* begin MATERIAL FOR THIS TASK *

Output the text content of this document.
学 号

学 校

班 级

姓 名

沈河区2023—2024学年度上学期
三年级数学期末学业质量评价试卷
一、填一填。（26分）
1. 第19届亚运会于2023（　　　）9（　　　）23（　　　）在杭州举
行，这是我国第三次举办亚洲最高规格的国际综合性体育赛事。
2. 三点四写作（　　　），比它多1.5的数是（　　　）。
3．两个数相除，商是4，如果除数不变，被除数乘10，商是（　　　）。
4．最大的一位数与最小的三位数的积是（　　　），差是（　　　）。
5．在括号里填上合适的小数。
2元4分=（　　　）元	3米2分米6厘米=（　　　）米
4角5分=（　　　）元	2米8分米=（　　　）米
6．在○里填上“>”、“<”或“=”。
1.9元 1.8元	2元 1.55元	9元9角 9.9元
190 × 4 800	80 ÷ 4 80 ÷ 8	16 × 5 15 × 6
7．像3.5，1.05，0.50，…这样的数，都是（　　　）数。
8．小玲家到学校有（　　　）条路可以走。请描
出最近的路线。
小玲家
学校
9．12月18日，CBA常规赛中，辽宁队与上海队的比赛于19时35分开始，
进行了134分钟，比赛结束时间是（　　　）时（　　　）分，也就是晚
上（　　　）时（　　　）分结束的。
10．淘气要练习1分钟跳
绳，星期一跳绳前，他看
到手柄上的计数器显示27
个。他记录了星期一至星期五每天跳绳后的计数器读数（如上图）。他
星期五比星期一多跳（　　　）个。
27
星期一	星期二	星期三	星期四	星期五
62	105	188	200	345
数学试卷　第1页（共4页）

* end MATERIAL FOR THIS TASK *
* begin MATERIAL FOR THIS TASK *

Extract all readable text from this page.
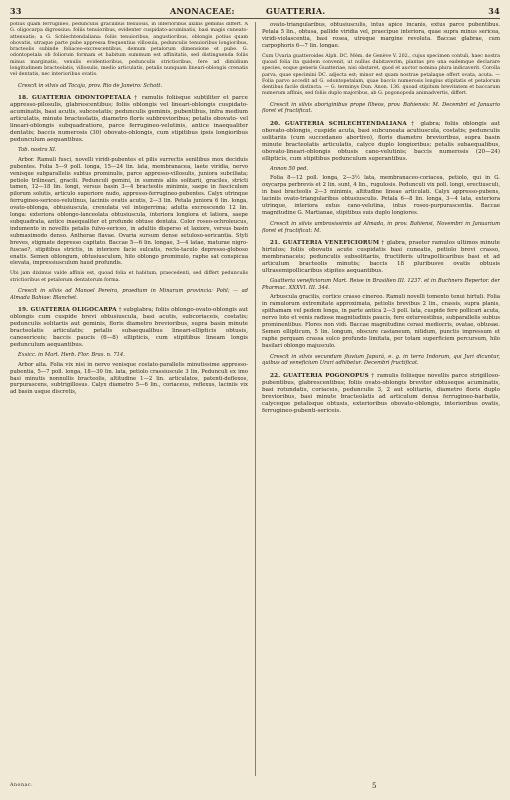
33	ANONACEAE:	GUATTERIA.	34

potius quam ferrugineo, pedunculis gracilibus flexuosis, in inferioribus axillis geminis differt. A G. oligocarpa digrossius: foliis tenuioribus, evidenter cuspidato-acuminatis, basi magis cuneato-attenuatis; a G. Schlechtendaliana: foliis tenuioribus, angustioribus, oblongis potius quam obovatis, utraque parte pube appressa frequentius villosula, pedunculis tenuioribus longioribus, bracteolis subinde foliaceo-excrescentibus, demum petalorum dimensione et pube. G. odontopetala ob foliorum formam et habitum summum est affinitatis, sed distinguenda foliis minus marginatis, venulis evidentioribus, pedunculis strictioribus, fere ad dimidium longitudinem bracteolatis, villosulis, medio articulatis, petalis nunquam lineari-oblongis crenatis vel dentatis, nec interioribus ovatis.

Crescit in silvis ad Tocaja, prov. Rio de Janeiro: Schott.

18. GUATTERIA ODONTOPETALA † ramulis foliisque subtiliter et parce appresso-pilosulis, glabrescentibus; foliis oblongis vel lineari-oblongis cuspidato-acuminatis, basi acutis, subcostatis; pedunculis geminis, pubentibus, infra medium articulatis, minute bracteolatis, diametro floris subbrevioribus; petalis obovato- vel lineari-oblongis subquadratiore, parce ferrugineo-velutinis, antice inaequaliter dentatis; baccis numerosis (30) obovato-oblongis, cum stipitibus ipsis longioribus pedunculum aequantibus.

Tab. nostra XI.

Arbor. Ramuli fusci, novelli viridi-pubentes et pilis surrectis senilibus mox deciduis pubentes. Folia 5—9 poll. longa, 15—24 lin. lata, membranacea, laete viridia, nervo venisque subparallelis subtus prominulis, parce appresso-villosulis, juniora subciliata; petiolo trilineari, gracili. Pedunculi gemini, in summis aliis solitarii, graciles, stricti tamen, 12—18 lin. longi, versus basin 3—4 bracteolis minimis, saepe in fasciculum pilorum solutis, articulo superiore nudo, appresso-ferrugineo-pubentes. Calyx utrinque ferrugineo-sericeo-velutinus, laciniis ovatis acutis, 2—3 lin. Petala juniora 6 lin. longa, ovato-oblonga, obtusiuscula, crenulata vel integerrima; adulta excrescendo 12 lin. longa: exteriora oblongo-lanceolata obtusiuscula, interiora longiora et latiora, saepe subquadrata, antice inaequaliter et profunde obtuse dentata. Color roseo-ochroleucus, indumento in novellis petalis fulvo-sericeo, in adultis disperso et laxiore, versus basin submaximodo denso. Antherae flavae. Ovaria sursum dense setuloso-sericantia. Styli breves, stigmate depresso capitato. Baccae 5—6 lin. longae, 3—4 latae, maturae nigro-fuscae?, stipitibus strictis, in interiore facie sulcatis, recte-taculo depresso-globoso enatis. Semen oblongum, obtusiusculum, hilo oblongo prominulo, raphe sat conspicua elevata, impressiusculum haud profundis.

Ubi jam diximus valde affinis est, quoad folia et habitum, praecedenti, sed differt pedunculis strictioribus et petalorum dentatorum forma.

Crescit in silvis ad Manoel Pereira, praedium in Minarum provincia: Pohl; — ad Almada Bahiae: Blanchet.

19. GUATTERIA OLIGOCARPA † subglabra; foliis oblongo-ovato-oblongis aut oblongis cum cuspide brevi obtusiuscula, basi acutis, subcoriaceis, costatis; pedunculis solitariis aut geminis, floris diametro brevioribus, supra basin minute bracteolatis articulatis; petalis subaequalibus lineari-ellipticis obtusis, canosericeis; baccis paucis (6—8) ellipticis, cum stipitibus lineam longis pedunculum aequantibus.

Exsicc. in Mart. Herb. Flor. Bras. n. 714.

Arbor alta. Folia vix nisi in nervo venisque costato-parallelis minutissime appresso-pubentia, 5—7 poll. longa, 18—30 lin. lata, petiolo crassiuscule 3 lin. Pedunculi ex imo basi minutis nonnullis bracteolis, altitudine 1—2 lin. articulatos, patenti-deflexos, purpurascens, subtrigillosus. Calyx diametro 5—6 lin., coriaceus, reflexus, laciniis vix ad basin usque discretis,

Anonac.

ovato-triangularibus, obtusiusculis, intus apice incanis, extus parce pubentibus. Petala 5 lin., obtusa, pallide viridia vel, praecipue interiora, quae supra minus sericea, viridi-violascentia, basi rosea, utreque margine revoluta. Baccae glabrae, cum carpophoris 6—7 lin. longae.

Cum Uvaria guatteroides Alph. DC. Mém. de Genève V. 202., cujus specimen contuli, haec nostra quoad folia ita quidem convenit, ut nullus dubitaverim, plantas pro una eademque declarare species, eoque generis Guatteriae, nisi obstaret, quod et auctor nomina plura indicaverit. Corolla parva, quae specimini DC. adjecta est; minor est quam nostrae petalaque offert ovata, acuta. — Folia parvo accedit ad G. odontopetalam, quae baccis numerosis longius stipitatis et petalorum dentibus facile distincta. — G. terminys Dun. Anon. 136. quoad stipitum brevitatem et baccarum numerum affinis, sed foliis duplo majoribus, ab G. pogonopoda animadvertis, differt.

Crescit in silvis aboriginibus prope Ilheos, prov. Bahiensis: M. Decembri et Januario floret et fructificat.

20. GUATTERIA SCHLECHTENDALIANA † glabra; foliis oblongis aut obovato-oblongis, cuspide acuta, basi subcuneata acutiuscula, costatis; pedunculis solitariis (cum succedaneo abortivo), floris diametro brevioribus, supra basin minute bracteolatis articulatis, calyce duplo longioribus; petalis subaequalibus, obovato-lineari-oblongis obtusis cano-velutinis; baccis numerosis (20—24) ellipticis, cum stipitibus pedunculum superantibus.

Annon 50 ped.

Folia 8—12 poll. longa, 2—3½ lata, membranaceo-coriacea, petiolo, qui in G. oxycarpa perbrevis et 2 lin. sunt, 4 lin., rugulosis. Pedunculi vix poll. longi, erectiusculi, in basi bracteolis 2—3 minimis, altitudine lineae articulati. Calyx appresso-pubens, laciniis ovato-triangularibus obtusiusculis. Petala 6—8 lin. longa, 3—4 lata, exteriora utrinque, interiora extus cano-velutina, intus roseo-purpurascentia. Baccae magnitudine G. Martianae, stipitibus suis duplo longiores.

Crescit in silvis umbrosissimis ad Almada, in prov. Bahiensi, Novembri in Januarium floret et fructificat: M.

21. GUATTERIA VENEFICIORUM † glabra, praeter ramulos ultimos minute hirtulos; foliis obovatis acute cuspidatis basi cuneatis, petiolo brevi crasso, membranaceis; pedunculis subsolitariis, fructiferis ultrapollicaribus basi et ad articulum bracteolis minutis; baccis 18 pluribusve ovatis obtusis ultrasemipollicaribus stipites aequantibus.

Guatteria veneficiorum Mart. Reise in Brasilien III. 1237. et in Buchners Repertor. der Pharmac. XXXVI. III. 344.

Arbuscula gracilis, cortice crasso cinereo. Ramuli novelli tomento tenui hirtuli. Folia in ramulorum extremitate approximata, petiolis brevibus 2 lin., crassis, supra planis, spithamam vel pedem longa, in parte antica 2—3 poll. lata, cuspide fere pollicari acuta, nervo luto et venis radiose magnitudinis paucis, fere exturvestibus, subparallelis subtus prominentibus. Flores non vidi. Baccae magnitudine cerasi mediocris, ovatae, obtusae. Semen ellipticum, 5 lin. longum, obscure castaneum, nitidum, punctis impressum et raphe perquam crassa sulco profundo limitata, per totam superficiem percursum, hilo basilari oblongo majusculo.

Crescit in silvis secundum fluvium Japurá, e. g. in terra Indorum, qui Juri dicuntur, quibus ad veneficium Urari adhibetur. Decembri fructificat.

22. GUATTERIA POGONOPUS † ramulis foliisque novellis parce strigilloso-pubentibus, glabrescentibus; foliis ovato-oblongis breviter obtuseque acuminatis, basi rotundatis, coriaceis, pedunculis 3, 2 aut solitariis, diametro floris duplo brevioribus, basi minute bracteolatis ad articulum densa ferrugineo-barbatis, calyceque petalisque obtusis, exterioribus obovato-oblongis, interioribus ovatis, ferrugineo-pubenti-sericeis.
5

* end MATERIAL FOR THIS TASK *

> **WRITTEN TASK**: Pick out the lines that contain "foliisque" and copy them.

> **ANSWER BELOW**:
18. GUATTERIA ODONTOPETALA † ramulis foliisque subtiliter et parce appresso-pilosulis, glabrescentibus; foliis oblongis vel lineari-oblongis cuspidato-acuminatis, basi acutis, subcostatis; pedunculis geminis, pubentibus, infra medium articulatis, minute bracteolatis, diametro floris subbrevioribus; petalis obovato- vel lineari-oblongis subquadratiore, parce ferrugineo-velutinis, antice inaequaliter dentatis; baccis numerosis (30) obovato-oblongis, cum stipitibus ipsis longioribus pedunculum aequantibus.
22. GUATTERIA POGONOPUS † ramulis foliisque novellis parce strigilloso-pubentibus, glabrescentibus; foliis ovato-oblongis breviter obtuseque acuminatis, basi rotundatis, coriaceis, pedunculis 3, 2 aut solitariis, diametro floris duplo brevioribus, basi minute bracteolatis ad articulum densa ferrugineo-barbatis, calyceque petalisque obtusis, exterioribus obovato-oblongis, interioribus ovatis, ferrugineo-pubenti-sericeis.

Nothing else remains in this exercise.